* Begin *

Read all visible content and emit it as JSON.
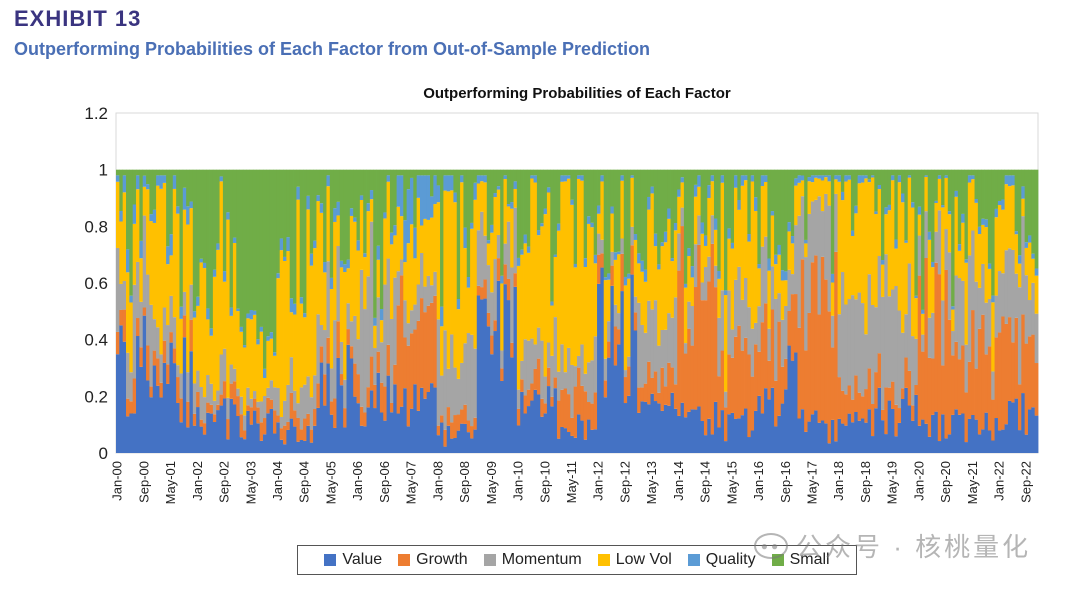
{
  "header": {
    "exhibit": "EXHIBIT 13",
    "subtitle": "Outperforming Probabilities of Each Factor from Out-of-Sample Prediction"
  },
  "colors": {
    "exhibit": "#3a3480",
    "subtitle": "#4a6fb5",
    "Value": "#4472c4",
    "Growth": "#ed7d31",
    "Momentum": "#a5a5a5",
    "Low Vol": "#ffc000",
    "Quality": "#5b9bd5",
    "Small": "#70ad47"
  },
  "watermark": {
    "text": "公众号 · 核桃量化"
  },
  "chart_data": {
    "type": "stacked-bar",
    "title": "Outperforming Probabilities of Each Factor",
    "ylim": [
      0,
      1.2
    ],
    "yticks": [
      "0",
      "0.2",
      "0.4",
      "0.6",
      "0.8",
      "1",
      "1.2"
    ],
    "period": {
      "start": "Jan-00",
      "end": "Dec-22",
      "frequency": "monthly",
      "months": 276
    },
    "xtick_labels": [
      "Jan-00",
      "Sep-00",
      "May-01",
      "Jan-02",
      "Sep-02",
      "May-03",
      "Jan-04",
      "Sep-04",
      "May-05",
      "Jan-06",
      "Sep-06",
      "May-07",
      "Jan-08",
      "Sep-08",
      "May-09",
      "Jan-10",
      "Sep-10",
      "May-11",
      "Jan-12",
      "Sep-12",
      "May-13",
      "Jan-14",
      "Sep-14",
      "May-15",
      "Jan-16",
      "Sep-16",
      "May-17",
      "Jan-18",
      "Sep-18",
      "May-19",
      "Jan-20",
      "Sep-20",
      "May-21",
      "Jan-22",
      "Sep-22"
    ],
    "series_order": [
      "Value",
      "Growth",
      "Momentum",
      "Low Vol",
      "Quality",
      "Small"
    ],
    "legend": [
      "Value",
      "Growth",
      "Momentum",
      "Low Vol",
      "Quality",
      "Small"
    ],
    "regimes": [
      {
        "months": 12,
        "Value": 0.3,
        "Growth": 0.08,
        "Momentum": 0.22,
        "Low Vol": 0.25,
        "Quality": 0.05
      },
      {
        "months": 12,
        "Value": 0.25,
        "Growth": 0.07,
        "Momentum": 0.1,
        "Low Vol": 0.4,
        "Quality": 0.05
      },
      {
        "months": 12,
        "Value": 0.12,
        "Growth": 0.05,
        "Momentum": 0.1,
        "Low Vol": 0.42,
        "Quality": 0.03
      },
      {
        "months": 12,
        "Value": 0.1,
        "Growth": 0.05,
        "Momentum": 0.05,
        "Low Vol": 0.18,
        "Quality": 0.02
      },
      {
        "months": 12,
        "Value": 0.08,
        "Growth": 0.06,
        "Momentum": 0.1,
        "Low Vol": 0.45,
        "Quality": 0.03
      },
      {
        "months": 12,
        "Value": 0.25,
        "Growth": 0.08,
        "Momentum": 0.2,
        "Low Vol": 0.25,
        "Quality": 0.03
      },
      {
        "months": 12,
        "Value": 0.2,
        "Growth": 0.08,
        "Momentum": 0.3,
        "Low Vol": 0.2,
        "Quality": 0.03
      },
      {
        "months": 12,
        "Value": 0.15,
        "Growth": 0.35,
        "Momentum": 0.1,
        "Low Vol": 0.25,
        "Quality": 0.12
      },
      {
        "months": 12,
        "Value": 0.08,
        "Growth": 0.05,
        "Momentum": 0.3,
        "Low Vol": 0.45,
        "Quality": 0.05
      },
      {
        "months": 12,
        "Value": 0.45,
        "Growth": 0.05,
        "Momentum": 0.18,
        "Low Vol": 0.15,
        "Quality": 0.02
      },
      {
        "months": 12,
        "Value": 0.15,
        "Growth": 0.08,
        "Momentum": 0.15,
        "Low Vol": 0.4,
        "Quality": 0.02
      },
      {
        "months": 12,
        "Value": 0.1,
        "Growth": 0.12,
        "Momentum": 0.12,
        "Low Vol": 0.45,
        "Quality": 0.02
      },
      {
        "months": 12,
        "Value": 0.45,
        "Growth": 0.1,
        "Momentum": 0.05,
        "Low Vol": 0.2,
        "Quality": 0.02
      },
      {
        "months": 12,
        "Value": 0.15,
        "Growth": 0.1,
        "Momentum": 0.2,
        "Low Vol": 0.25,
        "Quality": 0.03
      },
      {
        "months": 12,
        "Value": 0.12,
        "Growth": 0.45,
        "Momentum": 0.1,
        "Low Vol": 0.15,
        "Quality": 0.03
      },
      {
        "months": 12,
        "Value": 0.1,
        "Growth": 0.2,
        "Momentum": 0.15,
        "Low Vol": 0.35,
        "Quality": 0.03
      },
      {
        "months": 12,
        "Value": 0.25,
        "Growth": 0.25,
        "Momentum": 0.2,
        "Low Vol": 0.15,
        "Quality": 0.03
      },
      {
        "months": 12,
        "Value": 0.1,
        "Growth": 0.45,
        "Momentum": 0.3,
        "Low Vol": 0.08,
        "Quality": 0.02
      },
      {
        "months": 12,
        "Value": 0.1,
        "Growth": 0.1,
        "Momentum": 0.3,
        "Low Vol": 0.4,
        "Quality": 0.02
      },
      {
        "months": 12,
        "Value": 0.15,
        "Growth": 0.1,
        "Momentum": 0.35,
        "Low Vol": 0.3,
        "Quality": 0.02
      },
      {
        "months": 12,
        "Value": 0.1,
        "Growth": 0.45,
        "Momentum": 0.15,
        "Low Vol": 0.2,
        "Quality": 0.02
      },
      {
        "months": 12,
        "Value": 0.1,
        "Growth": 0.3,
        "Momentum": 0.25,
        "Low Vol": 0.2,
        "Quality": 0.02
      },
      {
        "months": 12,
        "Value": 0.15,
        "Growth": 0.25,
        "Momentum": 0.3,
        "Low Vol": 0.15,
        "Quality": 0.03
      }
    ]
  }
}
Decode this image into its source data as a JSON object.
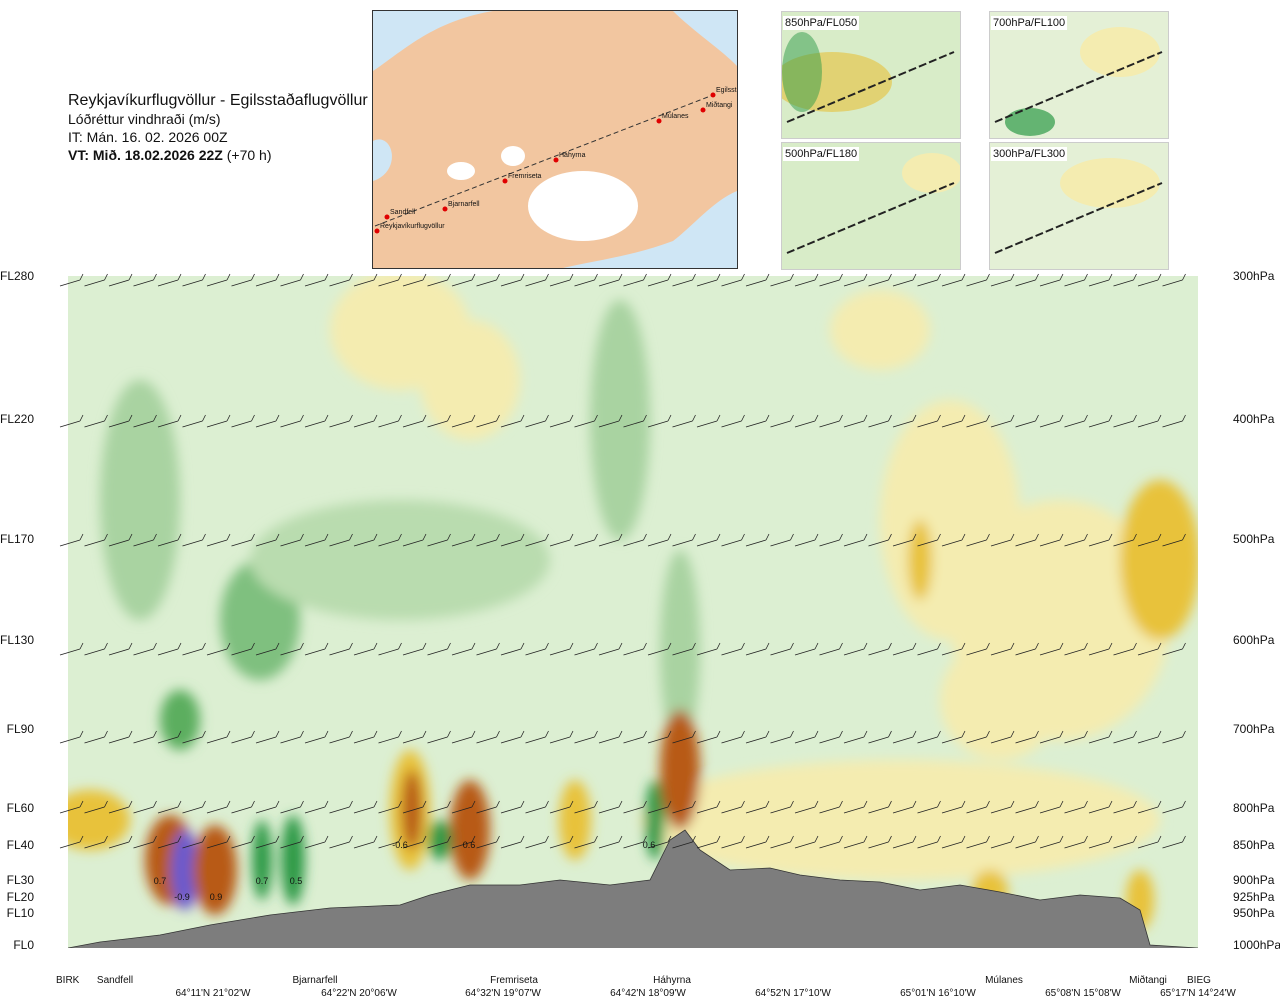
{
  "header": {
    "route": "Reykjavíkurflugvöllur - Egilsstaðaflugvöllur",
    "variable": "Lóðréttur vindhraði (m/s)",
    "init_time": "IT: Mán. 16. 02. 2026 00Z",
    "valid_prefix": "VT: Mið. 18.02.2026 22Z",
    "valid_lead": "(+70 h)"
  },
  "map": {
    "waypoints": [
      "Reykjavíkurflugvöllur",
      "Sandfell",
      "Bjarnarfell",
      "Fremriseta",
      "Háhyrna",
      "Múlanes",
      "Miðtangi",
      "Egilsstaðir"
    ],
    "land_color": "#f2c6a0",
    "sea_color": "#cfe6f5",
    "route_color": "#e00000"
  },
  "mini_maps": [
    {
      "label": "850hPa/FL050"
    },
    {
      "label": "700hPa/FL100"
    },
    {
      "label": "500hPa/FL180"
    },
    {
      "label": "300hPa/FL300"
    }
  ],
  "levels_left": [
    "FL280",
    "FL220",
    "FL170",
    "FL130",
    "FL90",
    "FL60",
    "FL40",
    "FL30",
    "FL20",
    "FL10",
    "FL0"
  ],
  "levels_right": [
    "300hPa",
    "400hPa",
    "500hPa",
    "600hPa",
    "700hPa",
    "800hPa",
    "850hPa",
    "900hPa",
    "925hPa",
    "950hPa",
    "1000hPa"
  ],
  "x_labels": {
    "points": [
      "BIRK",
      "Sandfell",
      "Bjarnarfell",
      "Fremriseta",
      "Háhyrna",
      "Múlanes",
      "Miðtangi",
      "BIEG"
    ],
    "coords": [
      "64°11'N 21°02'W",
      "64°22'N 20°06'W",
      "64°32'N 19°07'W",
      "64°42'N 18°09'W",
      "64°52'N 17°10'W",
      "65°01'N 16°10'W",
      "65°08'N 15°08'W",
      "65°17'N 14°24'W"
    ]
  },
  "chart_data": {
    "type": "heatmap",
    "title": "Lóðréttur vindhraði (m/s)",
    "x_points": [
      "BIRK",
      "Sandfell",
      "Bjarnarfell",
      "Fremriseta",
      "Háhyrna",
      "Múlanes",
      "Miðtangi",
      "BIEG"
    ],
    "y_levels_hPa": [
      300,
      400,
      500,
      600,
      700,
      800,
      850,
      900,
      925,
      950,
      1000
    ],
    "y_levels_FL": [
      280,
      220,
      170,
      130,
      90,
      60,
      40,
      30,
      20,
      10,
      0
    ],
    "contour_labels": [
      "0.7",
      "-0.9",
      "0.9",
      "0.7",
      "0.5",
      "-0.6",
      "0.6",
      "0.6"
    ],
    "colors": {
      "strong_down": "#6a5acd",
      "down": "#2e9a47",
      "weak_down": "#cfe8c9",
      "zero": "#f6f8df",
      "weak_up": "#f4ecb0",
      "up": "#e8c23a",
      "strong_up": "#8b3d10",
      "terrain": "#7d7d7d"
    }
  }
}
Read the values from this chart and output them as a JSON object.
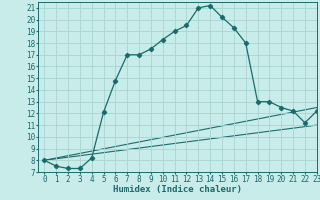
{
  "xlabel": "Humidex (Indice chaleur)",
  "bg_color": "#c8ecea",
  "grid_color": "#aad4d0",
  "line_color": "#1a6b6b",
  "xlim": [
    -0.5,
    23
  ],
  "ylim": [
    7,
    21.5
  ],
  "yticks": [
    7,
    8,
    9,
    10,
    11,
    12,
    13,
    14,
    15,
    16,
    17,
    18,
    19,
    20,
    21
  ],
  "xticks": [
    0,
    1,
    2,
    3,
    4,
    5,
    6,
    7,
    8,
    9,
    10,
    11,
    12,
    13,
    14,
    15,
    16,
    17,
    18,
    19,
    20,
    21,
    22,
    23
  ],
  "main_x": [
    0,
    1,
    2,
    3,
    4,
    5,
    6,
    7,
    8,
    9,
    10,
    11,
    12,
    13,
    14,
    15,
    16,
    17,
    18,
    19,
    20,
    21,
    22,
    23
  ],
  "main_y": [
    8.0,
    7.5,
    7.3,
    7.3,
    8.2,
    12.1,
    14.8,
    17.0,
    17.0,
    17.5,
    18.3,
    19.0,
    19.5,
    21.0,
    21.2,
    20.2,
    19.3,
    18.0,
    13.0,
    13.0,
    12.5,
    12.2,
    11.2,
    12.2
  ],
  "line2_x": [
    0,
    23
  ],
  "line2_y": [
    8.0,
    12.5
  ],
  "line3_x": [
    0,
    23
  ],
  "line3_y": [
    8.0,
    11.0
  ],
  "font_size_label": 6.5,
  "font_size_tick": 5.5
}
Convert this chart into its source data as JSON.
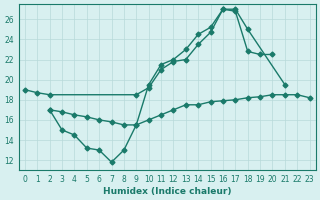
{
  "xlabel": "Humidex (Indice chaleur)",
  "bg_color": "#d8f0f0",
  "line_color": "#1a7a6a",
  "grid_color": "#b8dada",
  "xlim": [
    -0.5,
    23.5
  ],
  "ylim": [
    11.0,
    27.5
  ],
  "yticks": [
    12,
    14,
    16,
    18,
    20,
    22,
    24,
    26
  ],
  "xticks": [
    0,
    1,
    2,
    3,
    4,
    5,
    6,
    7,
    8,
    9,
    10,
    11,
    12,
    13,
    14,
    15,
    16,
    17,
    18,
    19,
    20,
    21,
    22,
    23
  ],
  "line1_x": [
    0,
    1,
    2,
    9,
    10,
    11,
    12,
    13,
    14,
    15,
    16,
    17,
    18,
    21
  ],
  "line1_y": [
    19.0,
    18.7,
    18.5,
    18.5,
    19.2,
    21.0,
    21.8,
    22.0,
    23.5,
    24.7,
    27.0,
    27.0,
    25.0,
    19.5
  ],
  "line2_x": [
    2,
    3,
    4,
    5,
    6,
    7,
    8,
    9,
    10,
    11,
    12,
    13,
    14,
    15,
    16,
    17,
    18,
    19,
    20,
    21,
    22,
    23
  ],
  "line2_y": [
    17.0,
    16.8,
    16.5,
    16.3,
    16.0,
    15.8,
    15.5,
    15.5,
    16.0,
    16.5,
    17.0,
    17.5,
    17.5,
    17.8,
    17.9,
    18.0,
    18.2,
    18.3,
    18.5,
    18.5,
    18.5,
    18.2
  ],
  "line3_x": [
    2,
    3,
    4,
    5,
    6,
    7,
    8,
    9,
    10,
    11,
    12,
    13,
    14,
    15,
    16,
    17,
    18,
    19,
    20
  ],
  "line3_y": [
    17.0,
    15.0,
    14.5,
    13.2,
    13.0,
    11.8,
    13.0,
    15.5,
    19.5,
    21.5,
    22.0,
    23.0,
    24.5,
    25.2,
    27.0,
    26.8,
    22.8,
    22.5,
    22.5
  ],
  "marker": "D",
  "marker_size": 2.5,
  "linewidth": 1.0,
  "tick_fontsize": 5.5,
  "xlabel_fontsize": 6.5
}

* End *

- SET TASK -
Extract all lines of the records above that include "vindhraði".

- CORRECT RESULT -
    "variable": "Lóðréttur vindhraði (m/s)",
    "title": "Lóðréttur vindhraði (m/s)",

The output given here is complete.